Your task> Report how many lines below contain the word "meteor", and give only that number.

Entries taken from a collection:
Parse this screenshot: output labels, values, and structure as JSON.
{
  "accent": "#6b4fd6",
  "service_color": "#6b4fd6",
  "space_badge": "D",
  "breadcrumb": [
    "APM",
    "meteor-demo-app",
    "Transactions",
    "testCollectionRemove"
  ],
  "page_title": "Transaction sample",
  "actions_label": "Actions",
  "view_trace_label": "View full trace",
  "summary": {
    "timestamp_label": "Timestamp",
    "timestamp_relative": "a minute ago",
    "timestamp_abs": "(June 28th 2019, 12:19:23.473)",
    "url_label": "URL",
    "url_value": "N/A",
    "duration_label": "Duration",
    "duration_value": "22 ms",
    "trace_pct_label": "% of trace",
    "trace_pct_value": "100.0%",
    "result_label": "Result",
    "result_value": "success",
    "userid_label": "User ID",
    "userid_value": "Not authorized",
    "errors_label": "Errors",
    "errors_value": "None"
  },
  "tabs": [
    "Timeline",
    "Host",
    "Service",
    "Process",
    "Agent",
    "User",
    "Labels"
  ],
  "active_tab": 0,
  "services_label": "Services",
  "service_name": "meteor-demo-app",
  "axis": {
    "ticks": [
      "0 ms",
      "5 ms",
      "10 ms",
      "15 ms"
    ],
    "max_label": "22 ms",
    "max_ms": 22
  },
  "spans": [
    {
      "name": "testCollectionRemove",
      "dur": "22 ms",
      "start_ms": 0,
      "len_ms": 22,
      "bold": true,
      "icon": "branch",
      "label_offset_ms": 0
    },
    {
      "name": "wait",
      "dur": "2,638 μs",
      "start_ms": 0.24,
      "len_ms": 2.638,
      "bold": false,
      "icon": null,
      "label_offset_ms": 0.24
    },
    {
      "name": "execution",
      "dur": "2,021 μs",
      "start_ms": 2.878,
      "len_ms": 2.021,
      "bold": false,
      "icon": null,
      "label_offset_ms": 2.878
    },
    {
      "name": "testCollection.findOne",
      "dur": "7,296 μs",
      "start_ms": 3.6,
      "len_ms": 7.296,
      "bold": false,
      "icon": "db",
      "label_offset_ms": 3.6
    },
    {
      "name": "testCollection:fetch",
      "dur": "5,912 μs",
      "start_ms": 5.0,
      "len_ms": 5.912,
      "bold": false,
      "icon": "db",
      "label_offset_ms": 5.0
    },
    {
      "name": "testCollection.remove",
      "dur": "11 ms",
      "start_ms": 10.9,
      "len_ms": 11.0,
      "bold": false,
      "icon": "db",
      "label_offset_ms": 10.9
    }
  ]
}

Written response> 2